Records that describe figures
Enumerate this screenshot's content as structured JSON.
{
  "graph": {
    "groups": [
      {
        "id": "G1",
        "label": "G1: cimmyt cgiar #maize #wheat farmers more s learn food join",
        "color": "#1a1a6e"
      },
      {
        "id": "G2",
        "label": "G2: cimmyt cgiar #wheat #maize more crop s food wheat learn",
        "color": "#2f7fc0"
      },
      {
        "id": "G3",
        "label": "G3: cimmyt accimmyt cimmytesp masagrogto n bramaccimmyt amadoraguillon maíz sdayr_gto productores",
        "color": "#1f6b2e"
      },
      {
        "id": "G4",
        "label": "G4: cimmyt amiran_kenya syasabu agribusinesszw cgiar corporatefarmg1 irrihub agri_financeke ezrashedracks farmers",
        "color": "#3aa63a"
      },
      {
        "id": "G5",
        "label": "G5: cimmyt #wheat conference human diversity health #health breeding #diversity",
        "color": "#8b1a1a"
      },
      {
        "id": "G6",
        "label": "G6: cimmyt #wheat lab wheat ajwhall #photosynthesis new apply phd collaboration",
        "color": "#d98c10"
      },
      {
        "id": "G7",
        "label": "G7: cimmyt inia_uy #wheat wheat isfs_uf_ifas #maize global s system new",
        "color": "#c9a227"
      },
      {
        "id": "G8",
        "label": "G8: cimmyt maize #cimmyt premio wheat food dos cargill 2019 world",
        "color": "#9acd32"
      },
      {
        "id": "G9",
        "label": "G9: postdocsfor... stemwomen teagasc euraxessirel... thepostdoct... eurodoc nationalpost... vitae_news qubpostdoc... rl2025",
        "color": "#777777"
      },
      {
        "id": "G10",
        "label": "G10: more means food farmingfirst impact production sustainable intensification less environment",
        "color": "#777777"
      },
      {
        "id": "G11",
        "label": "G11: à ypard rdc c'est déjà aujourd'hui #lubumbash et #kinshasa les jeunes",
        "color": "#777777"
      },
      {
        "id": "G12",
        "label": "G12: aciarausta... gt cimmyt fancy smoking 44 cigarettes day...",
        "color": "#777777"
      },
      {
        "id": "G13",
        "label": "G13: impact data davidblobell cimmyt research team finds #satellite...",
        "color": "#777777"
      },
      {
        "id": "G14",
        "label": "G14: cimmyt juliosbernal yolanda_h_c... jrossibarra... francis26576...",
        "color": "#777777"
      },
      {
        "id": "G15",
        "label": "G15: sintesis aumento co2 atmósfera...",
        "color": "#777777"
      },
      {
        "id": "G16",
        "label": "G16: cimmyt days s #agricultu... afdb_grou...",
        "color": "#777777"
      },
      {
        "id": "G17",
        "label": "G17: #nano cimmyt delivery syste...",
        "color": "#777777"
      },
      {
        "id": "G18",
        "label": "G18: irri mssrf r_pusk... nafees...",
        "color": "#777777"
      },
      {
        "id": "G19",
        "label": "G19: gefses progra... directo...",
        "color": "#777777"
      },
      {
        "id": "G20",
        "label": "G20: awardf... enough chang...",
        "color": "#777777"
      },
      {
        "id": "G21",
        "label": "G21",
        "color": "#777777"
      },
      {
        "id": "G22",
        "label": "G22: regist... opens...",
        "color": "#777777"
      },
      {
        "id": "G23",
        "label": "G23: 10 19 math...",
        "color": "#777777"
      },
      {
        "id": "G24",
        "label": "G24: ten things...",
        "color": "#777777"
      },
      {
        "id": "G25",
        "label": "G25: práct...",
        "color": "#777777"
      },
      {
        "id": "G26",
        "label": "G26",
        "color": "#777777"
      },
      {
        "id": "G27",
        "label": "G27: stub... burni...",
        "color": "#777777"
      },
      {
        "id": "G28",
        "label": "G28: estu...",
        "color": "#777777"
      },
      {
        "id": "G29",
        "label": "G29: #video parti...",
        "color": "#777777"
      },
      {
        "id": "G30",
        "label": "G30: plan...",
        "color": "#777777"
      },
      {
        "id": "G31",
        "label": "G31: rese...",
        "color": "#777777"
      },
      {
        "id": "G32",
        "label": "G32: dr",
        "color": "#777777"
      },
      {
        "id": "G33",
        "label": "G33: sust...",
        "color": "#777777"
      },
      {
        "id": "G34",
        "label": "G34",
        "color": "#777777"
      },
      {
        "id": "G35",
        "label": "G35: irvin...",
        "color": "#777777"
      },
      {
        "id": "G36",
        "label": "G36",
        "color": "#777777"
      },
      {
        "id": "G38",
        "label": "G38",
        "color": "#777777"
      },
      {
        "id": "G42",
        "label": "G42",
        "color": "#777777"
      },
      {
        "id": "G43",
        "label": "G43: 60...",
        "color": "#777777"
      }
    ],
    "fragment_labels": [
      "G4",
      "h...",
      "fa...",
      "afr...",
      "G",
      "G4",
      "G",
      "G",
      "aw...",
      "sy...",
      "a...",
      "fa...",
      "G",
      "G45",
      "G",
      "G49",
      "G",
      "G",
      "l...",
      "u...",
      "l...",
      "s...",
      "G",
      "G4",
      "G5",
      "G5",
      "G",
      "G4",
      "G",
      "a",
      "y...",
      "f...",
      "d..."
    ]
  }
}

§ **What is required**:
Write out every record verbatim.

§ **Exercise solution**:
Enumerate this screenshot's content as structured JSON.
{
  "graph": {
    "groups": [
      {
        "id": "G1",
        "label": "G1: cimmyt cgiar #maize #wheat farmers more s learn food join",
        "color": "#1a1a6e"
      },
      {
        "id": "G2",
        "label": "G2: cimmyt cgiar #wheat #maize more crop s food wheat learn",
        "color": "#2f7fc0"
      },
      {
        "id": "G3",
        "label": "G3: cimmyt accimmyt cimmytesp masagrogto n bramaccimmyt amadoraguillon maíz sdayr_gto productores",
        "color": "#1f6b2e"
      },
      {
        "id": "G4",
        "label": "G4: cimmyt amiran_kenya syasabu agribusinesszw cgiar corporatefarmg1 irrihub agri_financeke ezrashedracks farmers",
        "color": "#3aa63a"
      },
      {
        "id": "G5",
        "label": "G5: cimmyt #wheat conference human diversity health #health breeding #diversity",
        "color": "#8b1a1a"
      },
      {
        "id": "G6",
        "label": "G6: cimmyt #wheat lab wheat ajwhall #photosynthesis new apply phd collaboration",
        "color": "#d98c10"
      },
      {
        "id": "G7",
        "label": "G7: cimmyt inia_uy #wheat wheat isfs_uf_ifas #maize global s system new",
        "color": "#c9a227"
      },
      {
        "id": "G8",
        "label": "G8: cimmyt maize #cimmyt premio wheat food dos cargill 2019 world",
        "color": "#9acd32"
      },
      {
        "id": "G9",
        "label": "G9: postdocsfor... stemwomen teagasc euraxessirel... thepostdoct... eurodoc nationalpost... vitae_news qubpostdoc... rl2025",
        "color": "#777777"
      },
      {
        "id": "G10",
        "label": "G10: more means food farmingfirst impact production sustainable intensification less environment",
        "color": "#777777"
      },
      {
        "id": "G11",
        "label": "G11: à ypard rdc c'est déjà aujourd'hui #lubumbash et #kinshasa les jeunes",
        "color": "#777777"
      },
      {
        "id": "G12",
        "label": "G12: aciarausta... gt cimmyt fancy smoking 44 cigarettes day...",
        "color": "#777777"
      },
      {
        "id": "G13",
        "label": "G13: impact data davidblobell cimmyt research team finds #satellite...",
        "color": "#777777"
      },
      {
        "id": "G14",
        "label": "G14: cimmyt juliosbernal yolanda_h_c... jrossibarra... francis26576...",
        "color": "#777777"
      },
      {
        "id": "G15",
        "label": "G15: sintesis aumento co2 atmósfera...",
        "color": "#777777"
      },
      {
        "id": "G16",
        "label": "G16: cimmyt days s #agricultu... afdb_grou...",
        "color": "#777777"
      },
      {
        "id": "G17",
        "label": "G17: #nano cimmyt delivery syste...",
        "color": "#777777"
      },
      {
        "id": "G18",
        "label": "G18: irri mssrf r_pusk... nafees...",
        "color": "#777777"
      },
      {
        "id": "G19",
        "label": "G19: gefses progra... directo...",
        "color": "#777777"
      },
      {
        "id": "G20",
        "label": "G20: awardf... enough chang...",
        "color": "#777777"
      },
      {
        "id": "G21",
        "label": "G21",
        "color": "#777777"
      },
      {
        "id": "G22",
        "label": "G22: regist... opens...",
        "color": "#777777"
      },
      {
        "id": "G23",
        "label": "G23: 10 19 math...",
        "color": "#777777"
      },
      {
        "id": "G24",
        "label": "G24: ten things...",
        "color": "#777777"
      },
      {
        "id": "G25",
        "label": "G25: práct...",
        "color": "#777777"
      },
      {
        "id": "G26",
        "label": "G26",
        "color": "#777777"
      },
      {
        "id": "G27",
        "label": "G27: stub... burni...",
        "color": "#777777"
      },
      {
        "id": "G28",
        "label": "G28: estu...",
        "color": "#777777"
      },
      {
        "id": "G29",
        "label": "G29: #video parti...",
        "color": "#777777"
      },
      {
        "id": "G30",
        "label": "G30: plan...",
        "color": "#777777"
      },
      {
        "id": "G31",
        "label": "G31: rese...",
        "color": "#777777"
      },
      {
        "id": "G32",
        "label": "G32: dr",
        "color": "#777777"
      },
      {
        "id": "G33",
        "label": "G33: sust...",
        "color": "#777777"
      },
      {
        "id": "G34",
        "label": "G34",
        "color": "#777777"
      },
      {
        "id": "G35",
        "label": "G35: irvin...",
        "color": "#777777"
      },
      {
        "id": "G36",
        "label": "G36",
        "color": "#777777"
      },
      {
        "id": "G38",
        "label": "G38",
        "color": "#777777"
      },
      {
        "id": "G42",
        "label": "G42",
        "color": "#777777"
      },
      {
        "id": "G43",
        "label": "G43: 60...",
        "color": "#777777"
      }
    ],
    "fragment_labels": [
      "G4",
      "h...",
      "fa...",
      "afr...",
      "G",
      "G4",
      "G",
      "G",
      "aw...",
      "sy...",
      "a...",
      "fa...",
      "G",
      "G45",
      "G",
      "G49",
      "G",
      "G",
      "l...",
      "u...",
      "l...",
      "s...",
      "G",
      "G4",
      "G5",
      "G5",
      "G",
      "G4",
      "G",
      "a",
      "y...",
      "f...",
      "d..."
    ]
  }
}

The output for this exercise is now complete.